*Work required*
The entire listing is to be repeated verbatim.

** Start Extracted records **

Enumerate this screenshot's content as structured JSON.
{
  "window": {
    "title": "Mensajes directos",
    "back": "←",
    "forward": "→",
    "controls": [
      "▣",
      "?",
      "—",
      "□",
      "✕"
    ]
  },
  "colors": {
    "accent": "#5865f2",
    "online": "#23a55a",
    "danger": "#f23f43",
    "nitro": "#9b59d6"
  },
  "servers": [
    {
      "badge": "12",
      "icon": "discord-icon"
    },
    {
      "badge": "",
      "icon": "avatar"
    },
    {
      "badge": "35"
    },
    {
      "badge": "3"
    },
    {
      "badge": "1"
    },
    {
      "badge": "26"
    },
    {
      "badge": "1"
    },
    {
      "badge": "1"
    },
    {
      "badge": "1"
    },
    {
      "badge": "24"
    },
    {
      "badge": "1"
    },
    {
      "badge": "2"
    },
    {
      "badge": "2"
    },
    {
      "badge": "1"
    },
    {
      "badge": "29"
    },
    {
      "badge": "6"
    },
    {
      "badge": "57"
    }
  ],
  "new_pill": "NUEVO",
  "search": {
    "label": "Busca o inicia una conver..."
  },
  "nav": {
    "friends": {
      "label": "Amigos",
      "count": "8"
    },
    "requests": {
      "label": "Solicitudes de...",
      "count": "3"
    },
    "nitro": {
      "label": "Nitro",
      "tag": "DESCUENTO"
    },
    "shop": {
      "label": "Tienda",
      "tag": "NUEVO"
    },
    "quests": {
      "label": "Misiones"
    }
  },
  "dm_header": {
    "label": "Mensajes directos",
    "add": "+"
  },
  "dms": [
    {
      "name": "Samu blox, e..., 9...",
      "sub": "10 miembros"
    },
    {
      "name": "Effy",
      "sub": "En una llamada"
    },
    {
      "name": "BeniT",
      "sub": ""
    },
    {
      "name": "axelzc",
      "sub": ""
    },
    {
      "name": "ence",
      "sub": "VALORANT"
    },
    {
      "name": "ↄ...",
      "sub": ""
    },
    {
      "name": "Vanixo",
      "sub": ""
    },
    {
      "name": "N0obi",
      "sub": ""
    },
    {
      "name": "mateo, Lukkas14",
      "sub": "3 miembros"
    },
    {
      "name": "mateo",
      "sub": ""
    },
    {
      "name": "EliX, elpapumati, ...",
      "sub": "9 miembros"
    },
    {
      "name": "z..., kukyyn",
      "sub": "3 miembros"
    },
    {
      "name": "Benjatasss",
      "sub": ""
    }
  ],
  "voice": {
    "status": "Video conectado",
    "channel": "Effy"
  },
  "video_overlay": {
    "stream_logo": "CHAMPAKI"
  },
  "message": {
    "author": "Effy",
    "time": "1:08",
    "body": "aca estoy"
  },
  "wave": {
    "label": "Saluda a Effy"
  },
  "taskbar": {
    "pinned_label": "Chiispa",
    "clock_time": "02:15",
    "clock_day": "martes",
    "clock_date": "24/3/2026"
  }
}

** End Extracted records **

*Correct output*
Enumerate this screenshot's content as structured JSON.
{
  "window": {
    "title": "Mensajes directos",
    "back": "←",
    "forward": "→",
    "controls": [
      "▣",
      "?",
      "—",
      "□",
      "✕"
    ]
  },
  "colors": {
    "accent": "#5865f2",
    "online": "#23a55a",
    "danger": "#f23f43",
    "nitro": "#9b59d6"
  },
  "servers": [
    {
      "badge": "12",
      "icon": "discord-icon"
    },
    {
      "badge": "",
      "icon": "avatar"
    },
    {
      "badge": "35"
    },
    {
      "badge": "3"
    },
    {
      "badge": "1"
    },
    {
      "badge": "26"
    },
    {
      "badge": "1"
    },
    {
      "badge": "1"
    },
    {
      "badge": "1"
    },
    {
      "badge": "24"
    },
    {
      "badge": "1"
    },
    {
      "badge": "2"
    },
    {
      "badge": "2"
    },
    {
      "badge": "1"
    },
    {
      "badge": "29"
    },
    {
      "badge": "6"
    },
    {
      "badge": "57"
    }
  ],
  "new_pill": "NUEVO",
  "search": {
    "label": "Busca o inicia una conver..."
  },
  "nav": {
    "friends": {
      "label": "Amigos",
      "count": "8"
    },
    "requests": {
      "label": "Solicitudes de...",
      "count": "3"
    },
    "nitro": {
      "label": "Nitro",
      "tag": "DESCUENTO"
    },
    "shop": {
      "label": "Tienda",
      "tag": "NUEVO"
    },
    "quests": {
      "label": "Misiones"
    }
  },
  "dm_header": {
    "label": "Mensajes directos",
    "add": "+"
  },
  "dms": [
    {
      "name": "Samu blox, e..., 9...",
      "sub": "10 miembros"
    },
    {
      "name": "Effy",
      "sub": "En una llamada"
    },
    {
      "name": "BeniT",
      "sub": ""
    },
    {
      "name": "axelzc",
      "sub": ""
    },
    {
      "name": "ence",
      "sub": "VALORANT"
    },
    {
      "name": "ↄ...",
      "sub": ""
    },
    {
      "name": "Vanixo",
      "sub": ""
    },
    {
      "name": "N0obi",
      "sub": ""
    },
    {
      "name": "mateo, Lukkas14",
      "sub": "3 miembros"
    },
    {
      "name": "mateo",
      "sub": ""
    },
    {
      "name": "EliX, elpapumati, ...",
      "sub": "9 miembros"
    },
    {
      "name": "z..., kukyyn",
      "sub": "3 miembros"
    },
    {
      "name": "Benjatasss",
      "sub": ""
    }
  ],
  "voice": {
    "status": "Video conectado",
    "channel": "Effy"
  },
  "video_overlay": {
    "stream_logo": "CHAMPAKI"
  },
  "message": {
    "author": "Effy",
    "time": "1:08",
    "body": "aca estoy"
  },
  "wave": {
    "label": "Saluda a Effy"
  },
  "taskbar": {
    "pinned_label": "Chiispa",
    "clock_time": "02:15",
    "clock_day": "martes",
    "clock_date": "24/3/2026"
  }
}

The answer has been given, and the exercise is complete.